Task to carry out
Find the lines below that contain the word "name" and count them. Only the number should be given.

━━ Provided entries ━━

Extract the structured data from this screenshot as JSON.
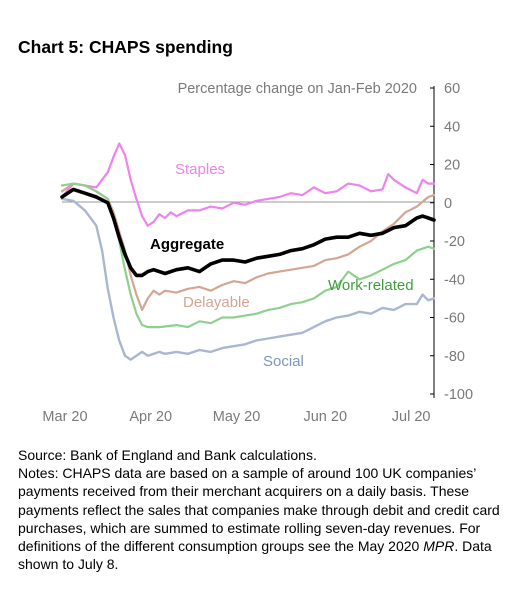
{
  "title": "Chart 5: CHAPS spending",
  "chart_data": {
    "type": "line",
    "subtitle": "Percentage change on Jan-Feb 2020",
    "y_axis_side": "right",
    "ylim": [
      -100,
      60
    ],
    "yticks": [
      60,
      40,
      20,
      0,
      -20,
      -40,
      -60,
      -80,
      -100
    ],
    "x_range_days": [
      0,
      130
    ],
    "xticks": [
      {
        "label": "Mar 20",
        "day": 0
      },
      {
        "label": "Apr 20",
        "day": 31
      },
      {
        "label": "May 20",
        "day": 61
      },
      {
        "label": "Jun 20",
        "day": 92
      },
      {
        "label": "Jul 20",
        "day": 122
      }
    ],
    "grid": false,
    "series": [
      {
        "name": "Staples",
        "color": "#ee82ee",
        "width": 2.2,
        "x": [
          0,
          4,
          8,
          12,
          16,
          18,
          20,
          22,
          24,
          26,
          28,
          30,
          32,
          34,
          36,
          38,
          40,
          44,
          48,
          52,
          56,
          60,
          64,
          68,
          72,
          76,
          80,
          84,
          88,
          92,
          96,
          100,
          104,
          108,
          112,
          114,
          116,
          120,
          124,
          126,
          128,
          130
        ],
        "y": [
          3,
          10,
          9,
          8,
          16,
          24,
          31,
          25,
          12,
          2,
          -7,
          -12,
          -10,
          -6,
          -8,
          -5,
          -7,
          -4,
          -4,
          -2,
          -3,
          0,
          -1,
          1,
          2,
          3,
          5,
          4,
          8,
          5,
          6,
          10,
          9,
          6,
          7,
          15,
          12,
          8,
          5,
          12,
          10,
          10
        ]
      },
      {
        "name": "Delayable",
        "color": "#d4a591",
        "width": 2.2,
        "x": [
          0,
          4,
          8,
          12,
          16,
          18,
          20,
          22,
          24,
          26,
          28,
          30,
          32,
          34,
          36,
          40,
          44,
          48,
          52,
          56,
          60,
          64,
          68,
          72,
          76,
          80,
          84,
          88,
          92,
          96,
          100,
          104,
          108,
          112,
          116,
          120,
          124,
          128,
          130
        ],
        "y": [
          6,
          10,
          9,
          6,
          2,
          -5,
          -15,
          -25,
          -38,
          -48,
          -56,
          -50,
          -46,
          -48,
          -46,
          -47,
          -45,
          -44,
          -46,
          -43,
          -41,
          -42,
          -39,
          -37,
          -36,
          -35,
          -34,
          -33,
          -30,
          -29,
          -27,
          -23,
          -20,
          -15,
          -11,
          -5,
          -2,
          3,
          4
        ]
      },
      {
        "name": "Work-related",
        "color": "#8fd08f",
        "width": 2.2,
        "x": [
          0,
          4,
          8,
          12,
          16,
          18,
          20,
          22,
          24,
          26,
          28,
          30,
          34,
          40,
          44,
          48,
          52,
          56,
          60,
          64,
          68,
          72,
          76,
          80,
          84,
          88,
          92,
          96,
          100,
          104,
          108,
          112,
          116,
          120,
          124,
          128,
          130
        ],
        "y": [
          9,
          10,
          9,
          6,
          2,
          -8,
          -20,
          -35,
          -48,
          -58,
          -64,
          -65,
          -65,
          -64,
          -65,
          -62,
          -63,
          -60,
          -60,
          -59,
          -58,
          -56,
          -55,
          -53,
          -52,
          -50,
          -46,
          -44,
          -36,
          -40,
          -38,
          -35,
          -32,
          -30,
          -25,
          -23,
          -24
        ]
      },
      {
        "name": "Social",
        "color": "#a9b7d3",
        "width": 2.4,
        "x": [
          0,
          4,
          8,
          12,
          14,
          16,
          18,
          20,
          22,
          24,
          26,
          28,
          30,
          34,
          36,
          40,
          44,
          48,
          52,
          56,
          60,
          64,
          68,
          72,
          76,
          80,
          84,
          88,
          92,
          96,
          100,
          104,
          108,
          112,
          116,
          120,
          124,
          126,
          128,
          130
        ],
        "y": [
          2,
          1,
          -4,
          -12,
          -25,
          -45,
          -60,
          -72,
          -80,
          -82,
          -80,
          -78,
          -80,
          -78,
          -79,
          -78,
          -79,
          -77,
          -78,
          -76,
          -75,
          -74,
          -72,
          -71,
          -70,
          -69,
          -68,
          -65,
          -62,
          -60,
          -59,
          -57,
          -58,
          -55,
          -56,
          -53,
          -53,
          -48,
          -51,
          -50
        ]
      },
      {
        "name": "Aggregate",
        "color": "#000000",
        "width": 3.6,
        "x": [
          0,
          4,
          8,
          12,
          16,
          18,
          20,
          22,
          24,
          26,
          28,
          30,
          32,
          36,
          40,
          44,
          48,
          52,
          56,
          60,
          64,
          68,
          72,
          76,
          80,
          84,
          88,
          92,
          96,
          100,
          104,
          108,
          112,
          116,
          120,
          122,
          124,
          126,
          128,
          130
        ],
        "y": [
          3,
          7,
          5,
          3,
          0,
          -8,
          -18,
          -27,
          -34,
          -38,
          -38,
          -36,
          -35,
          -37,
          -35,
          -34,
          -36,
          -32,
          -30,
          -30,
          -31,
          -29,
          -28,
          -27,
          -25,
          -24,
          -22,
          -19,
          -18,
          -18,
          -16,
          -17,
          -16,
          -13,
          -12,
          -10,
          -8,
          -7,
          -8,
          -9
        ]
      }
    ],
    "labels": [
      {
        "text": "Staples",
        "color": "#ee82ee"
      },
      {
        "text": "Aggregate",
        "color": "#000000",
        "bold": true
      },
      {
        "text": "Delayable",
        "color": "#d4a591"
      },
      {
        "text": "Work-related",
        "color": "#3e9e3e"
      },
      {
        "text": "Social",
        "color": "#7f95c1"
      }
    ]
  },
  "notes": {
    "source": "Source: Bank of England and Bank calculations.",
    "text_before_italic": "Notes: CHAPS data are based on a sample of around 100 UK companies’ payments received from their merchant acquirers on a daily basis. These payments reflect the sales that companies make through debit and credit card purchases, which are summed to estimate rolling seven-day revenues. For definitions of the different consumption groups see the May 2020 ",
    "italic": "MPR",
    "text_after_italic": ". Data shown to July 8."
  }
}
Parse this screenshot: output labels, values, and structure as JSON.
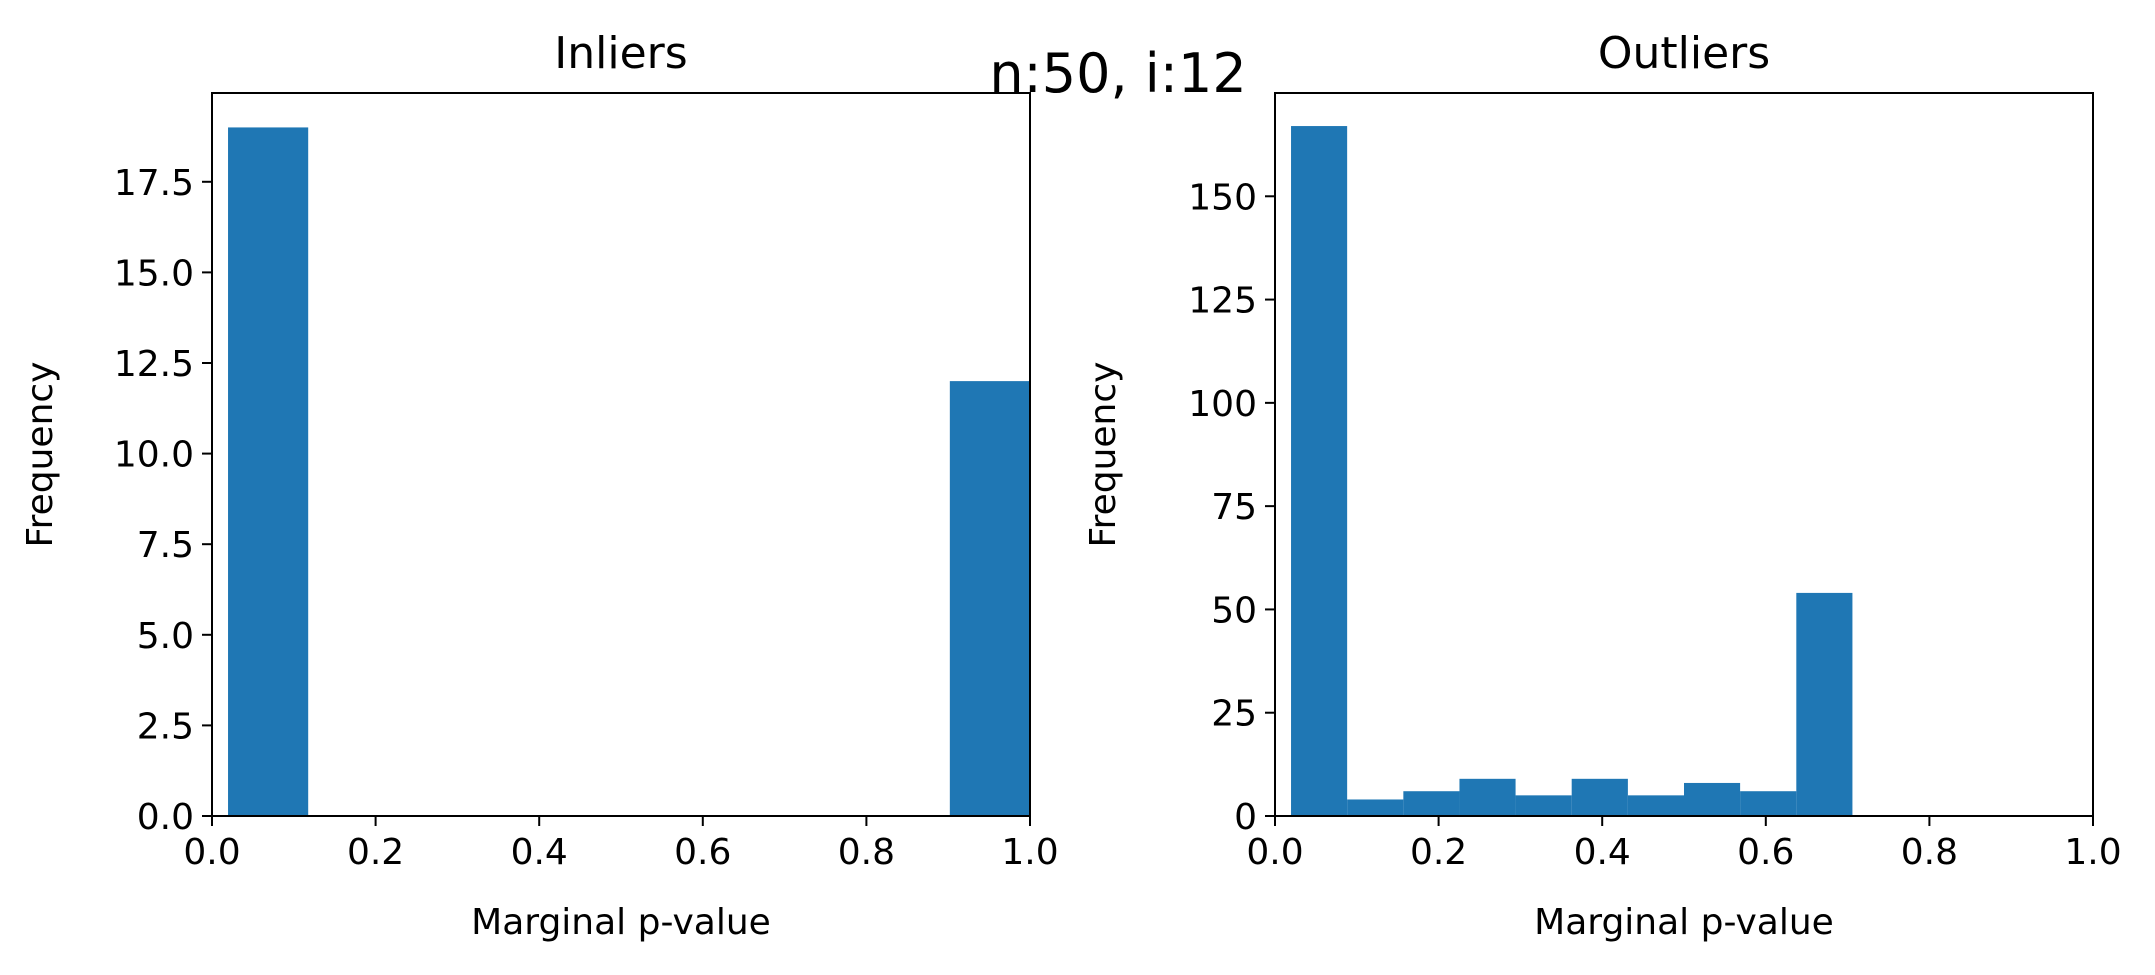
{
  "figure": {
    "suptitle": "n:50, i:12"
  },
  "chart_data": [
    {
      "type": "bar",
      "title": "Inliers",
      "xlabel": "Marginal p-value",
      "ylabel": "Frequency",
      "xlim": [
        0.0,
        1.0
      ],
      "ylim": [
        0,
        19.95
      ],
      "xticks": [
        0.0,
        0.2,
        0.4,
        0.6,
        0.8,
        1.0
      ],
      "xtick_labels": [
        "0.0",
        "0.2",
        "0.4",
        "0.6",
        "0.8",
        "1.0"
      ],
      "yticks": [
        0,
        2.5,
        5,
        7.5,
        10,
        12.5,
        15,
        17.5
      ],
      "ytick_labels": [
        "0.0",
        "2.5",
        "5.0",
        "7.5",
        "10.0",
        "12.5",
        "15.0",
        "17.5"
      ],
      "grid": false,
      "bar_color": "#1f77b4",
      "bins": [
        {
          "x0": 0.0196,
          "x1": 0.1176,
          "value": 19
        },
        {
          "x0": 0.1176,
          "x1": 0.2157,
          "value": 0
        },
        {
          "x0": 0.2157,
          "x1": 0.3137,
          "value": 0
        },
        {
          "x0": 0.3137,
          "x1": 0.4118,
          "value": 0
        },
        {
          "x0": 0.4118,
          "x1": 0.5098,
          "value": 0
        },
        {
          "x0": 0.5098,
          "x1": 0.6078,
          "value": 0
        },
        {
          "x0": 0.6078,
          "x1": 0.7059,
          "value": 0
        },
        {
          "x0": 0.7059,
          "x1": 0.8039,
          "value": 0
        },
        {
          "x0": 0.8039,
          "x1": 0.902,
          "value": 0
        },
        {
          "x0": 0.902,
          "x1": 1.0,
          "value": 12
        }
      ]
    },
    {
      "type": "bar",
      "title": "Outliers",
      "xlabel": "Marginal p-value",
      "ylabel": "Frequency",
      "xlim": [
        0.0,
        1.0
      ],
      "ylim": [
        0,
        175
      ],
      "xticks": [
        0.0,
        0.2,
        0.4,
        0.6,
        0.8,
        1.0
      ],
      "xtick_labels": [
        "0.0",
        "0.2",
        "0.4",
        "0.6",
        "0.8",
        "1.0"
      ],
      "yticks": [
        0,
        25,
        50,
        75,
        100,
        125,
        150
      ],
      "ytick_labels": [
        "0",
        "25",
        "50",
        "75",
        "100",
        "125",
        "150"
      ],
      "grid": false,
      "bar_color": "#1f77b4",
      "bins": [
        {
          "x0": 0.0196,
          "x1": 0.0882,
          "value": 167
        },
        {
          "x0": 0.0882,
          "x1": 0.1569,
          "value": 4
        },
        {
          "x0": 0.1569,
          "x1": 0.2255,
          "value": 6
        },
        {
          "x0": 0.2255,
          "x1": 0.2941,
          "value": 9
        },
        {
          "x0": 0.2941,
          "x1": 0.3627,
          "value": 5
        },
        {
          "x0": 0.3627,
          "x1": 0.4314,
          "value": 9
        },
        {
          "x0": 0.4314,
          "x1": 0.5,
          "value": 5
        },
        {
          "x0": 0.5,
          "x1": 0.5686,
          "value": 8
        },
        {
          "x0": 0.5686,
          "x1": 0.6373,
          "value": 6
        },
        {
          "x0": 0.6373,
          "x1": 0.7059,
          "value": 54
        }
      ]
    }
  ]
}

━━━

Output below
5